▶ **WORK TO BE COMPLETED**: Write out all the material exactly. Leave nothing out.

▶ **DATASET ENTRIES**:

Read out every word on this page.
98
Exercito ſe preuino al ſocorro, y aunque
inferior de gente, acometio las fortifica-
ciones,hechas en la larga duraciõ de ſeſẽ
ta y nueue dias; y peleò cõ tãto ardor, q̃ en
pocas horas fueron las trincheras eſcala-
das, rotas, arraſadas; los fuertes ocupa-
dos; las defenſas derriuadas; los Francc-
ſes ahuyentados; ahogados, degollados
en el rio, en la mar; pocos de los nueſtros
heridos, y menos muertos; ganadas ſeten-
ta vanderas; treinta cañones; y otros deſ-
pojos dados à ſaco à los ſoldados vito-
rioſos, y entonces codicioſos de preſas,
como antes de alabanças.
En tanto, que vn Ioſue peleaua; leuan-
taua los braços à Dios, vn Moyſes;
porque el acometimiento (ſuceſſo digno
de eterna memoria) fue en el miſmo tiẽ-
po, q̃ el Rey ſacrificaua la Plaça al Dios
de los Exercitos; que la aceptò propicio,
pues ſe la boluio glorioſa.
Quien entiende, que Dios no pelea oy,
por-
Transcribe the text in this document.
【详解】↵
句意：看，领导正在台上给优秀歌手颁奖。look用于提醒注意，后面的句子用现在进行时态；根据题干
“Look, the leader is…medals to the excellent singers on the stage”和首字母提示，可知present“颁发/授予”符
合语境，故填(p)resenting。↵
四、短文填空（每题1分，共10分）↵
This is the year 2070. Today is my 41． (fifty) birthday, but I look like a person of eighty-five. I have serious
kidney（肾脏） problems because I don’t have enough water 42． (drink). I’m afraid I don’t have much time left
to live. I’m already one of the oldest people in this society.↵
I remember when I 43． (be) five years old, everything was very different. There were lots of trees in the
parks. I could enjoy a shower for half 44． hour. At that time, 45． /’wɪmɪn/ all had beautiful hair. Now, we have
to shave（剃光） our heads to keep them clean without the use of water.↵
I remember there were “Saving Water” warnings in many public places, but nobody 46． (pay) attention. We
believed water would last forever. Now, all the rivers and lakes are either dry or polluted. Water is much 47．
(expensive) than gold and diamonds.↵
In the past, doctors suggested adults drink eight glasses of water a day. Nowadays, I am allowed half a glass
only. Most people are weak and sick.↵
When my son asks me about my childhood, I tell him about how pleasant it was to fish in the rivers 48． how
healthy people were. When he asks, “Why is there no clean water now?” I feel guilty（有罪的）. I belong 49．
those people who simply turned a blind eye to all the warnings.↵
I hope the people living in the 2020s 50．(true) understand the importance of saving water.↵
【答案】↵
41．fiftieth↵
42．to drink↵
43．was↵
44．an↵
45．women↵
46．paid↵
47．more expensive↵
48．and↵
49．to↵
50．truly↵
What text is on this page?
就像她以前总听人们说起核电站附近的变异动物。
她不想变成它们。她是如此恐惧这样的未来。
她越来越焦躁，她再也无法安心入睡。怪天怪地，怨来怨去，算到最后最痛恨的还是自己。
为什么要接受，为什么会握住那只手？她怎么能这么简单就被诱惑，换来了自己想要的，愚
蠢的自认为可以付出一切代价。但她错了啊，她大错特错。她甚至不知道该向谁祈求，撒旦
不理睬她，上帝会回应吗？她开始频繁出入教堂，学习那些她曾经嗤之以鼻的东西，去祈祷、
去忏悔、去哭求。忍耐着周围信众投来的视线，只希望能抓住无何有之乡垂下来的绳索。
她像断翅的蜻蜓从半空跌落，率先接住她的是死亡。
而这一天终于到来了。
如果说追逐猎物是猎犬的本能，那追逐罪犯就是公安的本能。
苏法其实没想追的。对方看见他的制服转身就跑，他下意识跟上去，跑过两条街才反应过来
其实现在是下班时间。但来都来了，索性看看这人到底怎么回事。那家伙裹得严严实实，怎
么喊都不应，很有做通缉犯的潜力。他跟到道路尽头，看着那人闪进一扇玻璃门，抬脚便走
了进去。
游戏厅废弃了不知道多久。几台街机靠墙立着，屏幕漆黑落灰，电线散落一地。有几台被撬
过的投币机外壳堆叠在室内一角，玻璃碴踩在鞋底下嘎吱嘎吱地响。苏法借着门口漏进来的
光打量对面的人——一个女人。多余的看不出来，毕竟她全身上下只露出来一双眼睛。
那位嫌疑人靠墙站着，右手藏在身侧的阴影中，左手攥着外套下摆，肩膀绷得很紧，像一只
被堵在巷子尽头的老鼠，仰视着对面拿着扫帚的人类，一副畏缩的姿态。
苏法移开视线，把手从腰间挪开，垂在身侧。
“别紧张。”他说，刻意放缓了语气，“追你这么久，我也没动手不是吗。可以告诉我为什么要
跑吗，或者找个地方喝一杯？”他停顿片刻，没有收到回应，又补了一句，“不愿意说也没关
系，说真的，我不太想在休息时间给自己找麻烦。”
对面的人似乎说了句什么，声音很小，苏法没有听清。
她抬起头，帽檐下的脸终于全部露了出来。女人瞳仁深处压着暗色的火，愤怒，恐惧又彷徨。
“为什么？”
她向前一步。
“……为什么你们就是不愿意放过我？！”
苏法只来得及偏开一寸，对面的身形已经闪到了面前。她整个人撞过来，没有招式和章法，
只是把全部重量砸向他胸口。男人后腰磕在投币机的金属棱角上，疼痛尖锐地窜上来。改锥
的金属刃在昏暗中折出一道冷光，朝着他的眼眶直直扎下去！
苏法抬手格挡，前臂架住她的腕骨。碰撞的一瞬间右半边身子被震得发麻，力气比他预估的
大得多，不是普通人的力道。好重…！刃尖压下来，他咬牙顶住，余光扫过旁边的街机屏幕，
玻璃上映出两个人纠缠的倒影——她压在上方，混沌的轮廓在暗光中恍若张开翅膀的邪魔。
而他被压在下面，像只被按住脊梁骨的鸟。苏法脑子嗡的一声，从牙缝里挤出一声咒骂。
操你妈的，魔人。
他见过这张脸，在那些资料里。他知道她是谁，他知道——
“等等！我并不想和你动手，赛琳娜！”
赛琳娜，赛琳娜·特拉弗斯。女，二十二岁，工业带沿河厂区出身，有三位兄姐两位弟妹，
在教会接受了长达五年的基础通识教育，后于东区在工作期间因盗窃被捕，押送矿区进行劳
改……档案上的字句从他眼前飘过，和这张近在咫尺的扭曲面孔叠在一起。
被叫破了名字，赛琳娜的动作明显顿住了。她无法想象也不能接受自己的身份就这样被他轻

▶ **SOLUTION FOR THIS PROBLEM**:
Read out every word on this page.
98
Exercito ſe preuino al ſocorro, y aunque
inferior de gente, acometio las fortifica-
ciones,hechas en la larga duraciõ de ſeſẽ
ta y nueue dias; y peleò cõ tãto ardor, q̃ en
pocas horas fueron las trincheras eſcala-
das, rotas, arraſadas; los fuertes ocupa-
dos; las defenſas derriuadas; los Francc-
ſes ahuyentados; ahogados, degollados
en el rio, en la mar; pocos de los nueſtros
heridos, y menos muertos; ganadas ſeten-
ta vanderas; treinta cañones; y otros deſ-
pojos dados à ſaco à los ſoldados vito-
rioſos, y entonces codicioſos de preſas,
como antes de alabanças.
En tanto, que vn Ioſue peleaua; leuan-
taua los braços à Dios, vn Moyſes;
porque el acometimiento (ſuceſſo digno
de eterna memoria) fue en el miſmo tiẽ-
po, q̃ el Rey ſacrificaua la Plaça al Dios
de los Exercitos; que la aceptò propicio,
pues ſe la boluio glorioſa.
Quien entiende, que Dios no pelea oy,
por-
Transcribe the text in this document.
【详解】↵
句意：看，领导正在台上给优秀歌手颁奖。look用于提醒注意，后面的句子用现在进行时态；根据题干
“Look, the leader is…medals to the excellent singers on the stage”和首字母提示，可知present“颁发/授予”符
合语境，故填(p)resenting。↵
四、短文填空（每题1分，共10分）↵
This is the year 2070. Today is my 41． (fifty) birthday, but I look like a person of eighty-five. I have serious
kidney（肾脏） problems because I don’t have enough water 42． (drink). I’m afraid I don’t have much time left
to live. I’m already one of the oldest people in this society.↵
I remember when I 43． (be) five years old, everything was very different. There were lots of trees in the
parks. I could enjoy a shower for half 44． hour. At that time, 45． /’wɪmɪn/ all had beautiful hair. Now, we have
to shave（剃光） our heads to keep them clean without the use of water.↵
I remember there were “Saving Water” warnings in many public places, but nobody 46． (pay) attention. We
believed water would last forever. Now, all the rivers and lakes are either dry or polluted. Water is much 47．
(expensive) than gold and diamonds.↵
In the past, doctors suggested adults drink eight glasses of water a day. Nowadays, I am allowed half a glass
only. Most people are weak and sick.↵
When my son asks me about my childhood, I tell him about how pleasant it was to fish in the rivers 48． how
healthy people were. When he asks, “Why is there no clean water now?” I feel guilty（有罪的）. I belong 49．
those people who simply turned a blind eye to all the warnings.↵
I hope the people living in the 2020s 50．(true) understand the importance of saving water.↵
【答案】↵
41．fiftieth↵
42．to drink↵
43．was↵
44．an↵
45．women↵
46．paid↵
47．more expensive↵
48．and↵
49．to↵
50．truly↵
What text is on this page?
就像她以前总听人们说起核电站附近的变异动物。
她不想变成它们。她是如此恐惧这样的未来。
她越来越焦躁，她再也无法安心入睡。怪天怪地，怨来怨去，算到最后最痛恨的还是自己。
为什么要接受，为什么会握住那只手？她怎么能这么简单就被诱惑，换来了自己想要的，愚
蠢的自认为可以付出一切代价。但她错了啊，她大错特错。她甚至不知道该向谁祈求，撒旦
不理睬她，上帝会回应吗？她开始频繁出入教堂，学习那些她曾经嗤之以鼻的东西，去祈祷、
去忏悔、去哭求。忍耐着周围信众投来的视线，只希望能抓住无何有之乡垂下来的绳索。
她像断翅的蜻蜓从半空跌落，率先接住她的是死亡。
而这一天终于到来了。
如果说追逐猎物是猎犬的本能，那追逐罪犯就是公安的本能。
苏法其实没想追的。对方看见他的制服转身就跑，他下意识跟上去，跑过两条街才反应过来
其实现在是下班时间。但来都来了，索性看看这人到底怎么回事。那家伙裹得严严实实，怎
么喊都不应，很有做通缉犯的潜力。他跟到道路尽头，看着那人闪进一扇玻璃门，抬脚便走
了进去。
游戏厅废弃了不知道多久。几台街机靠墙立着，屏幕漆黑落灰，电线散落一地。有几台被撬
过的投币机外壳堆叠在室内一角，玻璃碴踩在鞋底下嘎吱嘎吱地响。苏法借着门口漏进来的
光打量对面的人——一个女人。多余的看不出来，毕竟她全身上下只露出来一双眼睛。
那位嫌疑人靠墙站着，右手藏在身侧的阴影中，左手攥着外套下摆，肩膀绷得很紧，像一只
被堵在巷子尽头的老鼠，仰视着对面拿着扫帚的人类，一副畏缩的姿态。
苏法移开视线，把手从腰间挪开，垂在身侧。
“别紧张。”他说，刻意放缓了语气，“追你这么久，我也没动手不是吗。可以告诉我为什么要
跑吗，或者找个地方喝一杯？”他停顿片刻，没有收到回应，又补了一句，“不愿意说也没关
系，说真的，我不太想在休息时间给自己找麻烦。”
对面的人似乎说了句什么，声音很小，苏法没有听清。
她抬起头，帽檐下的脸终于全部露了出来。女人瞳仁深处压着暗色的火，愤怒，恐惧又彷徨。
“为什么？”
她向前一步。
“……为什么你们就是不愿意放过我？！”
苏法只来得及偏开一寸，对面的身形已经闪到了面前。她整个人撞过来，没有招式和章法，
只是把全部重量砸向他胸口。男人后腰磕在投币机的金属棱角上，疼痛尖锐地窜上来。改锥
的金属刃在昏暗中折出一道冷光，朝着他的眼眶直直扎下去！
苏法抬手格挡，前臂架住她的腕骨。碰撞的一瞬间右半边身子被震得发麻，力气比他预估的
大得多，不是普通人的力道。好重…！刃尖压下来，他咬牙顶住，余光扫过旁边的街机屏幕，
玻璃上映出两个人纠缠的倒影——她压在上方，混沌的轮廓在暗光中恍若张开翅膀的邪魔。
而他被压在下面，像只被按住脊梁骨的鸟。苏法脑子嗡的一声，从牙缝里挤出一声咒骂。
操你妈的，魔人。
他见过这张脸，在那些资料里。他知道她是谁，他知道——
“等等！我并不想和你动手，赛琳娜！”
赛琳娜，赛琳娜·特拉弗斯。女，二十二岁，工业带沿河厂区出身，有三位兄姐两位弟妹，
在教会接受了长达五年的基础通识教育，后于东区在工作期间因盗窃被捕，押送矿区进行劳
改……档案上的字句从他眼前飘过，和这张近在咫尺的扭曲面孔叠在一起。
被叫破了名字，赛琳娜的动作明显顿住了。她无法想象也不能接受自己的身份就这样被他轻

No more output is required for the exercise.